→ **PROBLEM TO SOLVE**:
What follows are records. Restate all of them word for word.

→ **RECORDS SHOWN**:
+++++
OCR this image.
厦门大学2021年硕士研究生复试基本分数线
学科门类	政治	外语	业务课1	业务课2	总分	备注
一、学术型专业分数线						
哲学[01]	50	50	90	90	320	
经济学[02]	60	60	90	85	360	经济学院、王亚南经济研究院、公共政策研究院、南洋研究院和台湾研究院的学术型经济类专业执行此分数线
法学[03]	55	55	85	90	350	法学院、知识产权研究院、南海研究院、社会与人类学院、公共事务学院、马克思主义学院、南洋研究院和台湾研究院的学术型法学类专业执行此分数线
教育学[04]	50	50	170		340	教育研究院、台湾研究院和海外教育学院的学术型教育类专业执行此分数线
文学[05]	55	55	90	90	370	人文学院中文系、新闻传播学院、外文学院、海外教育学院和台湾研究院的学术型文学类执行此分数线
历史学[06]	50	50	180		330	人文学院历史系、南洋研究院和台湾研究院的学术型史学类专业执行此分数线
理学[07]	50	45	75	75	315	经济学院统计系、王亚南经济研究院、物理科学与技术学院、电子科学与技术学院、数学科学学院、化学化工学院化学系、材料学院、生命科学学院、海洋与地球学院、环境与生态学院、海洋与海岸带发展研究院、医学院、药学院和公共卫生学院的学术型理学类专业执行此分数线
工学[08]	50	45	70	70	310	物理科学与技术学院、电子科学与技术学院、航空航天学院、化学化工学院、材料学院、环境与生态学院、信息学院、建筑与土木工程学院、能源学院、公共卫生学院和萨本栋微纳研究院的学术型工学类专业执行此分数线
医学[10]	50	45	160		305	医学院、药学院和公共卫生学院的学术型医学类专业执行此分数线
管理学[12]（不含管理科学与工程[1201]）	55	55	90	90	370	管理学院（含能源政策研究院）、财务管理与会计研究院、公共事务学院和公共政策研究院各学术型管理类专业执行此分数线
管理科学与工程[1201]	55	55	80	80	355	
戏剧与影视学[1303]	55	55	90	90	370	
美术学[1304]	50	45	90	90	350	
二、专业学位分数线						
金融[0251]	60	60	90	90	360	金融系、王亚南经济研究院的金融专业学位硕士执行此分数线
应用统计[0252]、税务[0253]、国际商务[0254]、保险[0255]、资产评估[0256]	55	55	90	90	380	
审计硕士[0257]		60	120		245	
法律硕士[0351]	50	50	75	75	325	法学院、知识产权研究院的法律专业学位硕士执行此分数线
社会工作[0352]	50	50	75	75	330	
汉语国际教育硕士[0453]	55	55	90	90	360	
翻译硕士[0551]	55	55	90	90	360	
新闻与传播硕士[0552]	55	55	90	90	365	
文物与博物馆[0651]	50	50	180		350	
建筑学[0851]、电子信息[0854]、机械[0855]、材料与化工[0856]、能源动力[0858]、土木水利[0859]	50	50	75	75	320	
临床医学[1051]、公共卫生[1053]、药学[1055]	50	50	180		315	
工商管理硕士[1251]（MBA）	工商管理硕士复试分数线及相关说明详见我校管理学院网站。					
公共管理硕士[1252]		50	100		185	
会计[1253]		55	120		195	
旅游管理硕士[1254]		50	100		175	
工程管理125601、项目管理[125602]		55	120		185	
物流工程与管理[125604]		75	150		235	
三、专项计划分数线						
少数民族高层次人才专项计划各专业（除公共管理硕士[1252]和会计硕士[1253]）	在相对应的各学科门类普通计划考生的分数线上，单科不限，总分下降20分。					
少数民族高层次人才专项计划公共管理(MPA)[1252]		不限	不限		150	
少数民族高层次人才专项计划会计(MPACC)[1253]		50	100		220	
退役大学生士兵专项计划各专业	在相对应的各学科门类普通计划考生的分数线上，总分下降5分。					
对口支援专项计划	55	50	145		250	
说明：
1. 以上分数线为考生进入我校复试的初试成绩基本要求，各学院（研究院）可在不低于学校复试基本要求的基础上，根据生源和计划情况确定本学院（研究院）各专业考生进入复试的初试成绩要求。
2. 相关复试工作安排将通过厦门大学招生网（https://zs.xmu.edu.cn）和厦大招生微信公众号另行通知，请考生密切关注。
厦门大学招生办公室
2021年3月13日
+++++
→ **THE ANSWER**:
OCR this image.
厦门大学2021年硕士研究生复试基本分数线
学科门类	政治	外语	业务课1	业务课2	总分	备注
一、学术型专业分数线						
哲学[01]	50	50	90	90	320	
经济学[02]	60	60	90	85	360	经济学院、王亚南经济研究院、公共政策研究院、南洋研究院和台湾研究院的学术型经济类专业执行此分数线
法学[03]	55	55	85	90	350	法学院、知识产权研究院、南海研究院、社会与人类学院、公共事务学院、马克思主义学院、南洋研究院和台湾研究院的学术型法学类专业执行此分数线
教育学[04]	50	50	170		340	教育研究院、台湾研究院和海外教育学院的学术型教育类专业执行此分数线
文学[05]	55	55	90	90	370	人文学院中文系、新闻传播学院、外文学院、海外教育学院和台湾研究院的学术型文学类执行此分数线
历史学[06]	50	50	180		330	人文学院历史系、南洋研究院和台湾研究院的学术型史学类专业执行此分数线
理学[07]	50	45	75	75	315	经济学院统计系、王亚南经济研究院、物理科学与技术学院、电子科学与技术学院、数学科学学院、化学化工学院化学系、材料学院、生命科学学院、海洋与地球学院、环境与生态学院、海洋与海岸带发展研究院、医学院、药学院和公共卫生学院的学术型理学类专业执行此分数线
工学[08]	50	45	70	70	310	物理科学与技术学院、电子科学与技术学院、航空航天学院、化学化工学院、材料学院、环境与生态学院、信息学院、建筑与土木工程学院、能源学院、公共卫生学院和萨本栋微纳研究院的学术型工学类专业执行此分数线
医学[10]	50	45	160		305	医学院、药学院和公共卫生学院的学术型医学类专业执行此分数线
管理学[12]（不含管理科学与工程[1201]）	55	55	90	90	370	管理学院（含能源政策研究院）、财务管理与会计研究院、公共事务学院和公共政策研究院各学术型管理类专业执行此分数线
管理科学与工程[1201]	55	55	80	80	355	
戏剧与影视学[1303]	55	55	90	90	370	
美术学[1304]	50	45	90	90	350	
二、专业学位分数线						
金融[0251]	60	60	90	90	360	金融系、王亚南经济研究院的金融专业学位硕士执行此分数线
应用统计[0252]、税务[0253]、国际商务[0254]、保险[0255]、资产评估[0256]	55	55	90	90	380	
审计硕士[0257]		60	120		245	
法律硕士[0351]	50	50	75	75	325	法学院、知识产权研究院的法律专业学位硕士执行此分数线
社会工作[0352]	50	50	75	75	330	
汉语国际教育硕士[0453]	55	55	90	90	360	
翻译硕士[0551]	55	55	90	90	360	
新闻与传播硕士[0552]	55	55	90	90	365	
文物与博物馆[0651]	50	50	180		350	
建筑学[0851]、电子信息[0854]、机械[0855]、材料与化工[0856]、能源动力[0858]、土木水利[0859]	50	50	75	75	320	
临床医学[1051]、公共卫生[1053]、药学[1055]	50	50	180		315	
工商管理硕士[1251]（MBA）	工商管理硕士复试分数线及相关说明详见我校管理学院网站。					
公共管理硕士[1252]		50	100		185	
会计[1253]		55	120		195	
旅游管理硕士[1254]		50	100		175	
工程管理125601、项目管理[125602]		55	120		185	
物流工程与管理[125604]		75	150		235	
三、专项计划分数线						
少数民族高层次人才专项计划各专业（除公共管理硕士[1252]和会计硕士[1253]）	在相对应的各学科门类普通计划考生的分数线上，单科不限，总分下降20分。					
少数民族高层次人才专项计划公共管理(MPA)[1252]		不限	不限		150	
少数民族高层次人才专项计划会计(MPACC)[1253]		50	100		220	
退役大学生士兵专项计划各专业	在相对应的各学科门类普通计划考生的分数线上，总分下降5分。					
对口支援专项计划	55	50	145		250	
说明：
1. 以上分数线为考生进入我校复试的初试成绩基本要求，各学院（研究院）可在不低于学校复试基本要求的基础上，根据生源和计划情况确定本学院（研究院）各专业考生进入复试的初试成绩要求。
2. 相关复试工作安排将通过厦门大学招生网（https://zs.xmu.edu.cn）和厦大招生微信公众号另行通知，请考生密切关注。
厦门大学招生办公室
2021年3月13日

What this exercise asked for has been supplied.